(A block of data)
════════════════

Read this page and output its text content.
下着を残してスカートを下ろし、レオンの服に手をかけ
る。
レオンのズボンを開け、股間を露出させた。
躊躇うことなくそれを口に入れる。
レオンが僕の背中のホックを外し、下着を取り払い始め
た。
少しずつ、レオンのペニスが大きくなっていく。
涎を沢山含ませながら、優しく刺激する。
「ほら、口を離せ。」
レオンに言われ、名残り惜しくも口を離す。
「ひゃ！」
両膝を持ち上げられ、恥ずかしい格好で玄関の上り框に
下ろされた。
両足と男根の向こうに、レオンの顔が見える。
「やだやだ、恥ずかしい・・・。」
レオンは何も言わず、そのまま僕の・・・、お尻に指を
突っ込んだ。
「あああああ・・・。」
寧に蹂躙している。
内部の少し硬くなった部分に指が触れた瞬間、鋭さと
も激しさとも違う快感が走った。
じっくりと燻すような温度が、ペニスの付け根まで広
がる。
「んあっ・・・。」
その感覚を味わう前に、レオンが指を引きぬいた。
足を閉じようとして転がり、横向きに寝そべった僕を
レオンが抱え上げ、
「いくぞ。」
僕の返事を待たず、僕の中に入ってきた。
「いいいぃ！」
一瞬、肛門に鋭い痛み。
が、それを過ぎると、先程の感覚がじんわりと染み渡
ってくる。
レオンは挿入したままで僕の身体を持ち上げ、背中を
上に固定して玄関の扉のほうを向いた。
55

════════════════

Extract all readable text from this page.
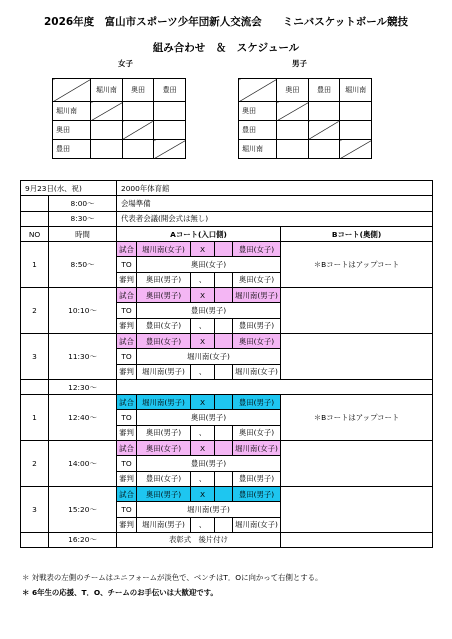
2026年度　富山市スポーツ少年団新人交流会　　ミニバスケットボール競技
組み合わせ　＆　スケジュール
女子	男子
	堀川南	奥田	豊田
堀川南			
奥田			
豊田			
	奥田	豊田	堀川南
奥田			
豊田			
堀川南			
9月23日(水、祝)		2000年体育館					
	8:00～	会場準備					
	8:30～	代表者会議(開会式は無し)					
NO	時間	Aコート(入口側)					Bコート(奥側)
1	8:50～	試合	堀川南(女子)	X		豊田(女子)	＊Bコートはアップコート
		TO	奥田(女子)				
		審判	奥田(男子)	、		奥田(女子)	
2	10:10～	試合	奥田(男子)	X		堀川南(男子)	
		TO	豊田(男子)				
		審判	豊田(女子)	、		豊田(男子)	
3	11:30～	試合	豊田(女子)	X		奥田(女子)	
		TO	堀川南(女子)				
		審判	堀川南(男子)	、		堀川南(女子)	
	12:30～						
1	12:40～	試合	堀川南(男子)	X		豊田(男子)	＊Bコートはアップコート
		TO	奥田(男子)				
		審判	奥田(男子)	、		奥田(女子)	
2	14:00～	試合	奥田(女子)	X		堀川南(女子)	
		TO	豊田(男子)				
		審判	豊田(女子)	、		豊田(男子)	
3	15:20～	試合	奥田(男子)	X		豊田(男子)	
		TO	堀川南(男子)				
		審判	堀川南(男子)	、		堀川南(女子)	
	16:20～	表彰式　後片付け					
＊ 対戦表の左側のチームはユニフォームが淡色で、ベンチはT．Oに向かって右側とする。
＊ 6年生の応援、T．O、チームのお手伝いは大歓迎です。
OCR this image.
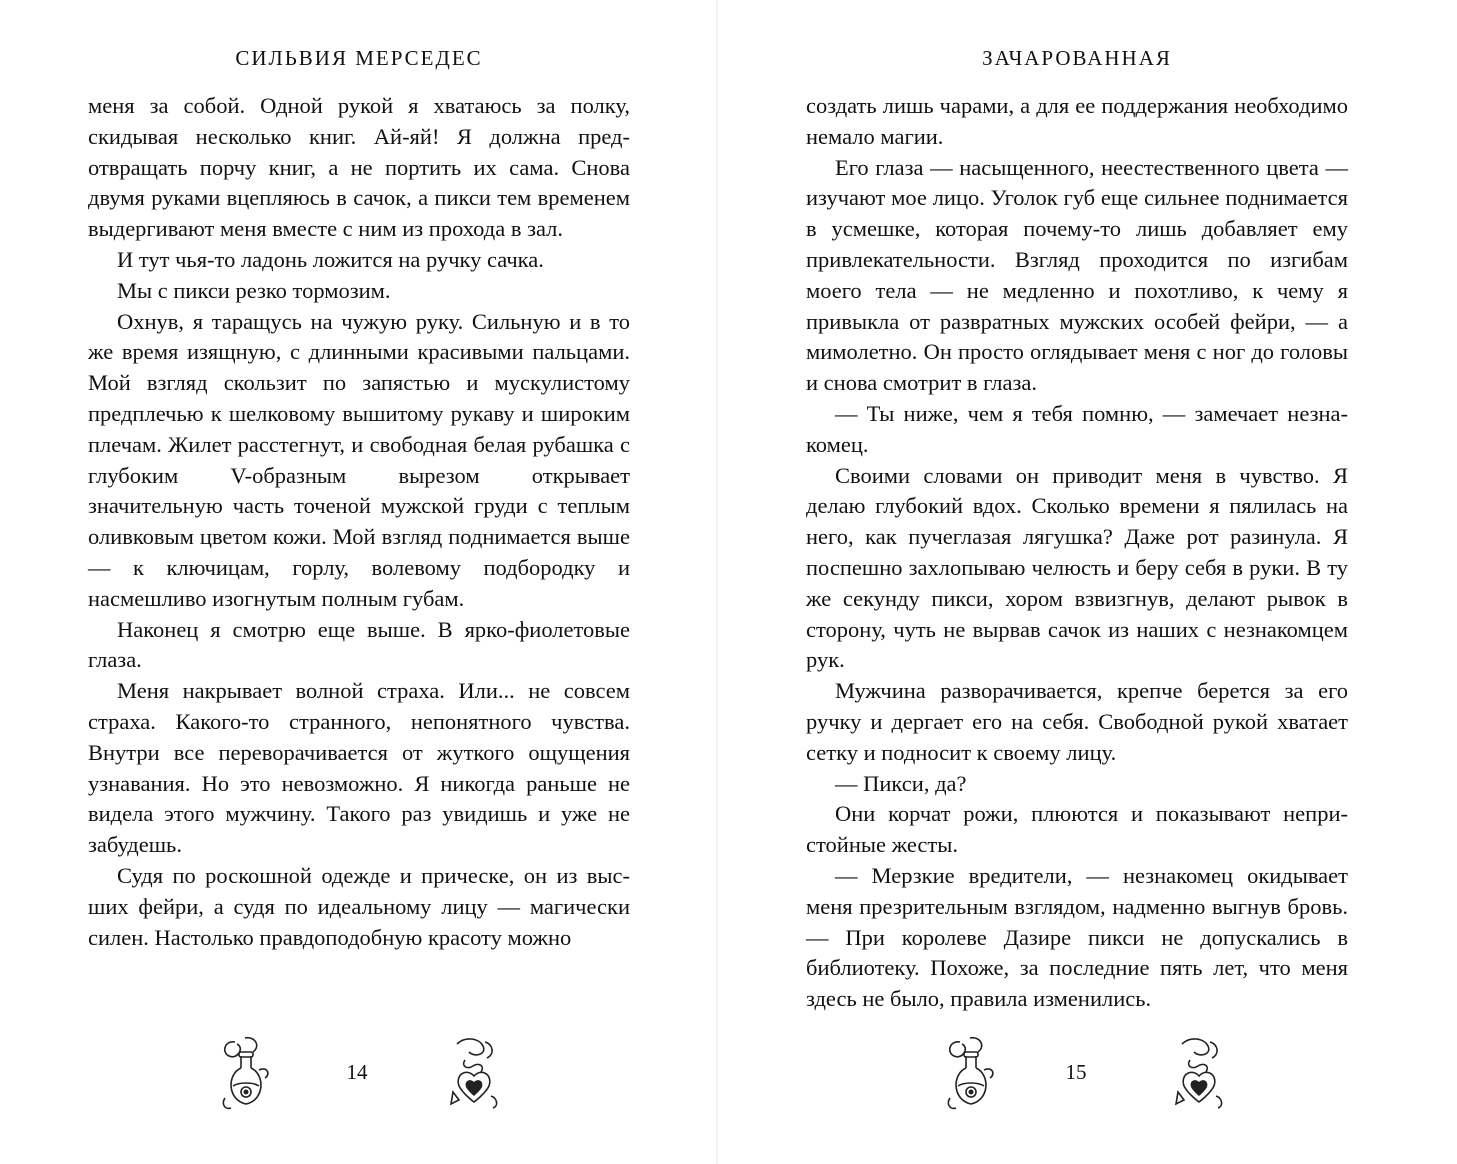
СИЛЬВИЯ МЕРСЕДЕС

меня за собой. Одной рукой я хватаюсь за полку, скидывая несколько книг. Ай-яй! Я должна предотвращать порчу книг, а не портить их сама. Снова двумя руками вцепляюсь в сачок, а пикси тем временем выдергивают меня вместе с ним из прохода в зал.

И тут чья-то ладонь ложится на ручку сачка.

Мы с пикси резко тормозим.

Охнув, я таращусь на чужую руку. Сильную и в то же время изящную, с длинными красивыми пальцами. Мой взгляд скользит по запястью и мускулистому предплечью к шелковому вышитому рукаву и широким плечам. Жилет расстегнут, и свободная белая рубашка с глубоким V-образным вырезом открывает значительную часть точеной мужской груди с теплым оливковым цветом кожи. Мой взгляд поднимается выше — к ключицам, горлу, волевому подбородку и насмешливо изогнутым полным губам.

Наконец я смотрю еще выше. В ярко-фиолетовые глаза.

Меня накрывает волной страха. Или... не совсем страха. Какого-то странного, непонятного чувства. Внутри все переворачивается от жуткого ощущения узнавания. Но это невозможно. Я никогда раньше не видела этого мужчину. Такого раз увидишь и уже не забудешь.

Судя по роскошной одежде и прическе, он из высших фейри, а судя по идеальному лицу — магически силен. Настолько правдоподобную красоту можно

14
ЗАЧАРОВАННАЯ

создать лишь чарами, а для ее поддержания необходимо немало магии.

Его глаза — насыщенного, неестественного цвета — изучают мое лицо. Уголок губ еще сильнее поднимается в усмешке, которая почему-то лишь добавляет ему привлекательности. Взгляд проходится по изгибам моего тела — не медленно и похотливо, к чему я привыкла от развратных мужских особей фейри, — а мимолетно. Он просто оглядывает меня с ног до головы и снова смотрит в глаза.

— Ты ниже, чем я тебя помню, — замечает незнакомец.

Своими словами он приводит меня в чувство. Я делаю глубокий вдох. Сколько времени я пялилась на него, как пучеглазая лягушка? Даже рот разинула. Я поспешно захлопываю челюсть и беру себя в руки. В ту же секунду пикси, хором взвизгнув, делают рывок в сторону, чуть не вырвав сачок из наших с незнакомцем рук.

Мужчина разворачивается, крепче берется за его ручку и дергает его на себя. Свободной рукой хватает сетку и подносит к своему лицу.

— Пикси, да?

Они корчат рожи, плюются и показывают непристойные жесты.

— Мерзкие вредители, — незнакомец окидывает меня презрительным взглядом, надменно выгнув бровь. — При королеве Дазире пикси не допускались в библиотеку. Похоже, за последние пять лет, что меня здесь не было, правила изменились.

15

════════════════

• _TASK DIRECTIONS_
In the listing, how many lines hold "text"? Answer with a bare number.

• _TASK OUTPUT_
2